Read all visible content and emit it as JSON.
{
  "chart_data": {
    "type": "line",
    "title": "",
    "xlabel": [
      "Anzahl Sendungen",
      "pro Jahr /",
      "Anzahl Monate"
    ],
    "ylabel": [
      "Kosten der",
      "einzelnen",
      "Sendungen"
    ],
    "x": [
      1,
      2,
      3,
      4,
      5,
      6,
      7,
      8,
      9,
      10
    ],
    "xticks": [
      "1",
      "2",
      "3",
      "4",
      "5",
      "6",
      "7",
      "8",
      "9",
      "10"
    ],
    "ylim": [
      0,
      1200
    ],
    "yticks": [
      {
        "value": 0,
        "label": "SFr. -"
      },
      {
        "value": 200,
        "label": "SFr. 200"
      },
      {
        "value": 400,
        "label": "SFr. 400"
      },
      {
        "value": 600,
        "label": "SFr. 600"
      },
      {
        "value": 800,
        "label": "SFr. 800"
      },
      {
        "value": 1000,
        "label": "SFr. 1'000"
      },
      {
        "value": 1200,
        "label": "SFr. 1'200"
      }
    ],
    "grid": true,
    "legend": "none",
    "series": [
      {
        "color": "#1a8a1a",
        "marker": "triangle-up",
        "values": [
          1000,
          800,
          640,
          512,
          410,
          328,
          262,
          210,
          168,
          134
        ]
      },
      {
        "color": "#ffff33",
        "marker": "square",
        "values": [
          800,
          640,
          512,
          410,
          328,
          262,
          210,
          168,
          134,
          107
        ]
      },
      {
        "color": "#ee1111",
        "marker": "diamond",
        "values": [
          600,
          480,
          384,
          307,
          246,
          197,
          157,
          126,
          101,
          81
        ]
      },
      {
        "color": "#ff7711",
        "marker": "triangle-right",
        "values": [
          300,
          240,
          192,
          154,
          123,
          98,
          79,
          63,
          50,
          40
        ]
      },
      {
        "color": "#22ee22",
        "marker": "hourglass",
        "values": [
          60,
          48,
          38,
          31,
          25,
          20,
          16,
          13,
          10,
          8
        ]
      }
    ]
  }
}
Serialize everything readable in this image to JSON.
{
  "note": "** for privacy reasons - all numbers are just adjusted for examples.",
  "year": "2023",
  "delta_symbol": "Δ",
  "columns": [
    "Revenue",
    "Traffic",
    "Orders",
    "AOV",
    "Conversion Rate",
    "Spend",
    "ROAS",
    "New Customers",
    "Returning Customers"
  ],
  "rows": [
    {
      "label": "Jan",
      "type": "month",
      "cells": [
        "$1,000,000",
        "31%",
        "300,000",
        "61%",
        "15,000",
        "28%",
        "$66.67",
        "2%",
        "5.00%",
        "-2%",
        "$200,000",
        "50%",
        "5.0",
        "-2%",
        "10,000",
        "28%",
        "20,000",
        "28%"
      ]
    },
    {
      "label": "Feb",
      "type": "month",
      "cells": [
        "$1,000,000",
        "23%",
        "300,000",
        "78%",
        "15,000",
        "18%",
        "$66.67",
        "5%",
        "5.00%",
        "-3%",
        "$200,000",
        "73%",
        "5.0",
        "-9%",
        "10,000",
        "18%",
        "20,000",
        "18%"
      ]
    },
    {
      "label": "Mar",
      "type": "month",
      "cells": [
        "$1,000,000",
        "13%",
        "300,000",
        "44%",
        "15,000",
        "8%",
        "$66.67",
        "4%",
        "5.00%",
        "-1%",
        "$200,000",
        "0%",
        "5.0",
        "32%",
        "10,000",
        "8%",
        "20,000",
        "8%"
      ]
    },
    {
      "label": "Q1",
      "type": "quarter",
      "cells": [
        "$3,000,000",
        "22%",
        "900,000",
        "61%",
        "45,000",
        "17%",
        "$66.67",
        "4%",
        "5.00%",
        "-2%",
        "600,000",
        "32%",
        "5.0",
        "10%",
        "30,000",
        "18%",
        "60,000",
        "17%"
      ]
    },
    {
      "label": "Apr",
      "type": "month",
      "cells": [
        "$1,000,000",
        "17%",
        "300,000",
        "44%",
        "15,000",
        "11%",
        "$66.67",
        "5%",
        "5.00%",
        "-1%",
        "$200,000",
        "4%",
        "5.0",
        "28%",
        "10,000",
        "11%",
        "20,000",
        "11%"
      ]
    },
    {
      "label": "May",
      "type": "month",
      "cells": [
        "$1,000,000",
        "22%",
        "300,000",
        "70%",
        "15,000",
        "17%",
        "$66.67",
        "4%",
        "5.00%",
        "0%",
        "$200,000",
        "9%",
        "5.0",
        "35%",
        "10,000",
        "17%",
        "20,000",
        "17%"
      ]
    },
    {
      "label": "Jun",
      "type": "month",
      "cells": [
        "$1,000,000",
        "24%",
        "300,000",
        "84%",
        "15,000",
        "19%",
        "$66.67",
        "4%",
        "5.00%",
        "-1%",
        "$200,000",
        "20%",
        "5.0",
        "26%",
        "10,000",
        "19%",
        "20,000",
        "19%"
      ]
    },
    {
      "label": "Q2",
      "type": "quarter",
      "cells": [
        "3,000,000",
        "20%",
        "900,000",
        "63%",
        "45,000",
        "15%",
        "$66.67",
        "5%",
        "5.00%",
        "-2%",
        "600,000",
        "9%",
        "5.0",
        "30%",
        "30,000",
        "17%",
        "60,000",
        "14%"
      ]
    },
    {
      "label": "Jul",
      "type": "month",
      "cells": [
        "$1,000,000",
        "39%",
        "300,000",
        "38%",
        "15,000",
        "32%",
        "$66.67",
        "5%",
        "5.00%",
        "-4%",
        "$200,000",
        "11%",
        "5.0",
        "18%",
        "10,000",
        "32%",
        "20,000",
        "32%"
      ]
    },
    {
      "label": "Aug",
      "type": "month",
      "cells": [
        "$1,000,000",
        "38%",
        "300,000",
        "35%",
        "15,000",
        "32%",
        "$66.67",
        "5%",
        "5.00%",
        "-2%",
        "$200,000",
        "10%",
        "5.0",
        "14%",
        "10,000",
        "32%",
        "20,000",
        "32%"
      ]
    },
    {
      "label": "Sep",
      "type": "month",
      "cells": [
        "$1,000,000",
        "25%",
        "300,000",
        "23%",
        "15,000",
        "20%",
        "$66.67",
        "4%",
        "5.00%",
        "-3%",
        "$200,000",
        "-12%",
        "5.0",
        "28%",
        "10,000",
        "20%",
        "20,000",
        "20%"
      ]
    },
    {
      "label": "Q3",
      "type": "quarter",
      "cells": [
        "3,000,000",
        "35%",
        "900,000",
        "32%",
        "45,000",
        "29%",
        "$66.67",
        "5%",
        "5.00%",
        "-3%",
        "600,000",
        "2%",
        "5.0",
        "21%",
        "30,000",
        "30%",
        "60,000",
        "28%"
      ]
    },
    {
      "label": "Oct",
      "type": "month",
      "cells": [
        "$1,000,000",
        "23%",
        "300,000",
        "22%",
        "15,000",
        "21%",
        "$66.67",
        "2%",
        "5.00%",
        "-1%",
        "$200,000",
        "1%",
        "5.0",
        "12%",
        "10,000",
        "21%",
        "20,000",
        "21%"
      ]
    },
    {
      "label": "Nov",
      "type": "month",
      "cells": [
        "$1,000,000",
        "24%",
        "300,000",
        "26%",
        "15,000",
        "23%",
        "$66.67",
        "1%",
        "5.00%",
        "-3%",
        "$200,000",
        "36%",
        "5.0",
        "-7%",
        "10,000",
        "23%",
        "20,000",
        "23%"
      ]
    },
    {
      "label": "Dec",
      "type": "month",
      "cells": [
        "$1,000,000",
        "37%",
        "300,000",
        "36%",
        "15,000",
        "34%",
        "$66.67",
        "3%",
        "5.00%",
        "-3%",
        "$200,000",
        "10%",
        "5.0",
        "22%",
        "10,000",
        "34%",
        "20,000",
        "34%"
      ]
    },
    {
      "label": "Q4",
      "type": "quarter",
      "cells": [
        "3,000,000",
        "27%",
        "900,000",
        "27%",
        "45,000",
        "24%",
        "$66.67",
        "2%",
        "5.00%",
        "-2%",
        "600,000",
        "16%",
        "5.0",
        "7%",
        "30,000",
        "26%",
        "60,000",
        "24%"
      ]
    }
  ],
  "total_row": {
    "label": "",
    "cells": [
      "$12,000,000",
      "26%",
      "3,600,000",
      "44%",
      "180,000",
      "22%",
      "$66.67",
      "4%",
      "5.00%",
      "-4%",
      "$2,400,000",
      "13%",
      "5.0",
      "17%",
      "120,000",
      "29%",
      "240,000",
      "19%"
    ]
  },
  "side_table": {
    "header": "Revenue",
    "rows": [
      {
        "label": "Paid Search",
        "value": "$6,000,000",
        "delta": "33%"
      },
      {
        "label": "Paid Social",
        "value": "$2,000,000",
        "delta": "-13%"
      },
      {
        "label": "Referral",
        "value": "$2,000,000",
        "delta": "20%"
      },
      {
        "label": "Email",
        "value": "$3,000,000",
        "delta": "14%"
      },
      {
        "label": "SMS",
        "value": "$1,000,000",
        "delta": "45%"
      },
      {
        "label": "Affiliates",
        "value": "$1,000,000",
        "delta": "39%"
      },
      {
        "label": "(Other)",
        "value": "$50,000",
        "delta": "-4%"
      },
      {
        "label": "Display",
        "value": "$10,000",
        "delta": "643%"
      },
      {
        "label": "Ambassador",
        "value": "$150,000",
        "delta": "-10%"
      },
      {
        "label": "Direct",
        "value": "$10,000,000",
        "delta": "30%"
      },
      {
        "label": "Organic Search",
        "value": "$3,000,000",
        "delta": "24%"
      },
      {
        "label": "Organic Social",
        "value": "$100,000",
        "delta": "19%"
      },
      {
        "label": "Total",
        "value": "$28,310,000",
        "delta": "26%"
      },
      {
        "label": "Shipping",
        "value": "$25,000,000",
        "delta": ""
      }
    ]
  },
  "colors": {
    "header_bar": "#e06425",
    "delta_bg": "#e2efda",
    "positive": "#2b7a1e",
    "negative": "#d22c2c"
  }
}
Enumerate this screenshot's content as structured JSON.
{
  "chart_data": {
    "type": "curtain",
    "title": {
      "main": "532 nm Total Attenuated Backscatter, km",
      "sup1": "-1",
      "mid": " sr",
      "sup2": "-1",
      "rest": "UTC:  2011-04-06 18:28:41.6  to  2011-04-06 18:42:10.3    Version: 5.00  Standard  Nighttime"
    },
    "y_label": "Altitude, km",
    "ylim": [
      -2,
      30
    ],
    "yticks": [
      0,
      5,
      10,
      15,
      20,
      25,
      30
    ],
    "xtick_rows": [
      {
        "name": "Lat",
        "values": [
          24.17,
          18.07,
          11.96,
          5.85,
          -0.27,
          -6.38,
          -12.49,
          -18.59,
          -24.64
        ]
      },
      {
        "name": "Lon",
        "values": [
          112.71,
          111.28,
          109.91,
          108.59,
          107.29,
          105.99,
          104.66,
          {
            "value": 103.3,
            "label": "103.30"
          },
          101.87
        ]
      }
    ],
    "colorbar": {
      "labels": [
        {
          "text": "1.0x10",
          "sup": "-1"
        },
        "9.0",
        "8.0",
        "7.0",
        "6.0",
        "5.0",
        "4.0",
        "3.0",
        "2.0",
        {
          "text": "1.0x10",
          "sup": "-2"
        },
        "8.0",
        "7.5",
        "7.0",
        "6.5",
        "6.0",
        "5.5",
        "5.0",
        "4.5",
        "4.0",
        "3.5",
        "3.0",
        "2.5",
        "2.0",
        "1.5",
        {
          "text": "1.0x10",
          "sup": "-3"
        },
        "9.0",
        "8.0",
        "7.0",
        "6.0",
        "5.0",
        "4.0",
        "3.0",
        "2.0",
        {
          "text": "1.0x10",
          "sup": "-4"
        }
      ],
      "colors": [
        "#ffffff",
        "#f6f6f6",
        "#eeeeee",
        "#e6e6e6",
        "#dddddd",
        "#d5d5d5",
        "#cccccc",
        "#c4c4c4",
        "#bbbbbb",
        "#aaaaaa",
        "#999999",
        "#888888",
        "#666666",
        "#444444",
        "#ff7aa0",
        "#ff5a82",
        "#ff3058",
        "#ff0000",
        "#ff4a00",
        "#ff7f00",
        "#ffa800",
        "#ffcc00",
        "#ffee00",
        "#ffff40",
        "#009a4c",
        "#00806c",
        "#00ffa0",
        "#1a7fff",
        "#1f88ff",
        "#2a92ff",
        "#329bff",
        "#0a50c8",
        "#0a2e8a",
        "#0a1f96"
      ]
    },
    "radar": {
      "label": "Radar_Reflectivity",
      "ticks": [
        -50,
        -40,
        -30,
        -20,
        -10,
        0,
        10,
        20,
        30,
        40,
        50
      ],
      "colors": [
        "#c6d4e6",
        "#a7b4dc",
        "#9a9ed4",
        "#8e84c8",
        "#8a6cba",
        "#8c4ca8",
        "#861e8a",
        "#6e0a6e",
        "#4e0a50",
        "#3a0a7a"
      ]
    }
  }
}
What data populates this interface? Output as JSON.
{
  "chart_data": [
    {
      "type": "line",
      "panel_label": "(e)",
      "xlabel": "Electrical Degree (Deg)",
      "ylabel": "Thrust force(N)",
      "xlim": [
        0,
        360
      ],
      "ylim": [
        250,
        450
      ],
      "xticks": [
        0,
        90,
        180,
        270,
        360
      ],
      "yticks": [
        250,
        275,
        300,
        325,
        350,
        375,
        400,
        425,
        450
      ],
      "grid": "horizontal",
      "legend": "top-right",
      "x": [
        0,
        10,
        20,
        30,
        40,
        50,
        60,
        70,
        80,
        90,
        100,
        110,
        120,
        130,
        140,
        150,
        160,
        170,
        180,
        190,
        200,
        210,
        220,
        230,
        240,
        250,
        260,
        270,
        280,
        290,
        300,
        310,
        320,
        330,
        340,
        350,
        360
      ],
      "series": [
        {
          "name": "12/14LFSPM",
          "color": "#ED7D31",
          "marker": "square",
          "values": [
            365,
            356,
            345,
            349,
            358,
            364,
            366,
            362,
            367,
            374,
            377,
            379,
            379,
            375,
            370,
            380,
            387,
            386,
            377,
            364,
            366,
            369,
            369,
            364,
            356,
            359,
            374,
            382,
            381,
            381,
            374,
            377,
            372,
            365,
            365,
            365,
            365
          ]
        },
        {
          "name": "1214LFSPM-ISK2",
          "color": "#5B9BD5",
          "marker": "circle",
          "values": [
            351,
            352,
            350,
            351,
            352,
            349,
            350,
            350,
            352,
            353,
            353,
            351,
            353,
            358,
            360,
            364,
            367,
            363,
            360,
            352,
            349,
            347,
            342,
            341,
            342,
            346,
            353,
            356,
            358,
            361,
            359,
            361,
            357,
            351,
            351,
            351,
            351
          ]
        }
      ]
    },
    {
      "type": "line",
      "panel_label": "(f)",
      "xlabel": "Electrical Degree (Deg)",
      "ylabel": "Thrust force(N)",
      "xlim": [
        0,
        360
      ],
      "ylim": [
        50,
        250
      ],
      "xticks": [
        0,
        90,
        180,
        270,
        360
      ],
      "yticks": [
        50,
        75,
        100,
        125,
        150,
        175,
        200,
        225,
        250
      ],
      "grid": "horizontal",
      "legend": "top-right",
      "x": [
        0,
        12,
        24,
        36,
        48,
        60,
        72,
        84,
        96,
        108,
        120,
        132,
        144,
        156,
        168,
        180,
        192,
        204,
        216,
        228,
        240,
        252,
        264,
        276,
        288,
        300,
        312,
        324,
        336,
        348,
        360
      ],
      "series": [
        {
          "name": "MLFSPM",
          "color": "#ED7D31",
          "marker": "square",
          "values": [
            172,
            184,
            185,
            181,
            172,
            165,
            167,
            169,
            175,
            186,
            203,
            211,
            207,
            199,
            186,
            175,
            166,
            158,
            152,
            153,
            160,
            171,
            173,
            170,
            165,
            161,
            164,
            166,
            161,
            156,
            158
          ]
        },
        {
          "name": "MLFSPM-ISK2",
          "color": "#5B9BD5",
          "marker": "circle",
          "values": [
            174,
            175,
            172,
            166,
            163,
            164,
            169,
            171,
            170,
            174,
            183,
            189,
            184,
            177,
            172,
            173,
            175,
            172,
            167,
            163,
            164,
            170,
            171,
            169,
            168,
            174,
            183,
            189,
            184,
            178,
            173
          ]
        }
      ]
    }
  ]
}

*-*-*

- [Problem description]
Scan the listing above and identify each line holding the string "Customers"; copy every such line.

- [Full output]
    "New Customers",
    "Returning Customers"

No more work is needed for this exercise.